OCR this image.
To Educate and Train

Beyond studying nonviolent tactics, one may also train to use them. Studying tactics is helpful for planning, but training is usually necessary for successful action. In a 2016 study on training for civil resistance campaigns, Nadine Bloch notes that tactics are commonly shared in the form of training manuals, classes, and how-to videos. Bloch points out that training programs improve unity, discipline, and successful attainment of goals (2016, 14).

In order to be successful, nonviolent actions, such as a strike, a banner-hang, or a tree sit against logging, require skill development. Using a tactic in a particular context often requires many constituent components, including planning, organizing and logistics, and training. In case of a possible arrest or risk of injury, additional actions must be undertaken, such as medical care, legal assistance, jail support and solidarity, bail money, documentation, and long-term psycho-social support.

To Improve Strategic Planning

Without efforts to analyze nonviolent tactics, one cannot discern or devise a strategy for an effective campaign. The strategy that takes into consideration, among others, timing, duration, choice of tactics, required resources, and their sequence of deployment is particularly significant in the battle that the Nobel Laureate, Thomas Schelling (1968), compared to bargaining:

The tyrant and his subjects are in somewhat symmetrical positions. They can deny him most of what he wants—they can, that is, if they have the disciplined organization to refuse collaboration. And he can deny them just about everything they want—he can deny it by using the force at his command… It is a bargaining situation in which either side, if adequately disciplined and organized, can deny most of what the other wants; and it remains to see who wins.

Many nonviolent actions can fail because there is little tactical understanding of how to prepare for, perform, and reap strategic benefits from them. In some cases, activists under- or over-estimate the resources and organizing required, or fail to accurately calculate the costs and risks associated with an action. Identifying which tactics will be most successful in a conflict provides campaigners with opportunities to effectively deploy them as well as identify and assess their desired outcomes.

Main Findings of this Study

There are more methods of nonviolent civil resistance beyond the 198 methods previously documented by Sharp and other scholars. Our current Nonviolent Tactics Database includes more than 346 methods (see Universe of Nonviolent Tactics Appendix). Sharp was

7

········

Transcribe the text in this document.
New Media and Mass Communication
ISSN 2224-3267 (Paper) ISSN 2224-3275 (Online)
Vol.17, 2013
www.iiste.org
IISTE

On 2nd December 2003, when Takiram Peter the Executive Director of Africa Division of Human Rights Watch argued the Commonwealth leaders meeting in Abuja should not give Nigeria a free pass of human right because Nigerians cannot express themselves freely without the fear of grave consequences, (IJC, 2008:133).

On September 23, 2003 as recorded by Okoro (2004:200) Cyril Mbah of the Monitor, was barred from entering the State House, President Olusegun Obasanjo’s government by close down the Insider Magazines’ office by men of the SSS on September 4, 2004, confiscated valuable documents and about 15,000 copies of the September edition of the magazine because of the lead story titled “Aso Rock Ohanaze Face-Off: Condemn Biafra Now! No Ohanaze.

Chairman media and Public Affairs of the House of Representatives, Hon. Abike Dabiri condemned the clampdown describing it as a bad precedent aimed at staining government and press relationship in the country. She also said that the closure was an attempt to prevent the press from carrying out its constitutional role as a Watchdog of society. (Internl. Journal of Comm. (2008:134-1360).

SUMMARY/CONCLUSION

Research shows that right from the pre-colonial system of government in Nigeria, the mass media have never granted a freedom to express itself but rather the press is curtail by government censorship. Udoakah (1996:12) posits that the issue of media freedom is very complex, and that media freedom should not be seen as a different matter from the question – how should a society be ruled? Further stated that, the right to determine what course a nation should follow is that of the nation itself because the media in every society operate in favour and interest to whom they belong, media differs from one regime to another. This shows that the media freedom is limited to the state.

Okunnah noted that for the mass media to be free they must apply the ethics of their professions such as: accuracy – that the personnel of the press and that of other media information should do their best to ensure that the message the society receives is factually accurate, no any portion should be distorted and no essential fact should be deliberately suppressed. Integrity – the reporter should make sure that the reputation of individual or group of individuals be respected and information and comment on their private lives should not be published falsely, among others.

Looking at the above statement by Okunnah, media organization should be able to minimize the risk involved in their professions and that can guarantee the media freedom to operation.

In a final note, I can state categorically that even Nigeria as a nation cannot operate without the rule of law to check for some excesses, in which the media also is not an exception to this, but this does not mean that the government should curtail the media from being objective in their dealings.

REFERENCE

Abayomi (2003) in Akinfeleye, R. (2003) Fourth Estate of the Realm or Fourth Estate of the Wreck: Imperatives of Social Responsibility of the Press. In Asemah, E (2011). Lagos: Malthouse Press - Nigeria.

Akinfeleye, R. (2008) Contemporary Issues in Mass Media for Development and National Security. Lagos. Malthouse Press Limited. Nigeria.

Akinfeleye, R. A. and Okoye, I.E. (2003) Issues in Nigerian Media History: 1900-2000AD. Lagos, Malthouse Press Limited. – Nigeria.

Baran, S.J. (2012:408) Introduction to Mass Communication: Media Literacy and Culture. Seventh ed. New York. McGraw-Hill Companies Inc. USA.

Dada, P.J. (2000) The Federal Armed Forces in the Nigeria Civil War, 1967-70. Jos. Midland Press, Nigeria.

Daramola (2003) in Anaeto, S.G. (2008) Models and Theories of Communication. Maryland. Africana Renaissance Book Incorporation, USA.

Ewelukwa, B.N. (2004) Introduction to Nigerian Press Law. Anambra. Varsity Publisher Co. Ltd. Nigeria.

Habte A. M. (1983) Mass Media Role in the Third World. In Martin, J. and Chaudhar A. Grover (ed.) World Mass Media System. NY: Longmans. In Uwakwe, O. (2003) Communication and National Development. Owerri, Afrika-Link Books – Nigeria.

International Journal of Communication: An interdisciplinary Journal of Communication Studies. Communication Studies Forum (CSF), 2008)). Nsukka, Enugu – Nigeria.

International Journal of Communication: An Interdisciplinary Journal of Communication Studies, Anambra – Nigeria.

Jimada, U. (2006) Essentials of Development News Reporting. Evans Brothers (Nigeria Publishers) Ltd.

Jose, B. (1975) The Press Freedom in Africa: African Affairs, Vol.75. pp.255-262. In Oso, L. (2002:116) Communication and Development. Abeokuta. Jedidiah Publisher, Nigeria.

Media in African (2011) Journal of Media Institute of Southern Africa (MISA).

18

········

Pick out the lines containing the word "International" and show them.

_CORRECT ANSWER_
International Journal of Communication: An interdisciplinary Journal of Communication Studies. Communication Studies Forum (CSF), 2008)). Nsukka, Enugu – Nigeria.
International Journal of Communication: An Interdisciplinary Journal of Communication Studies, Anambra – Nigeria.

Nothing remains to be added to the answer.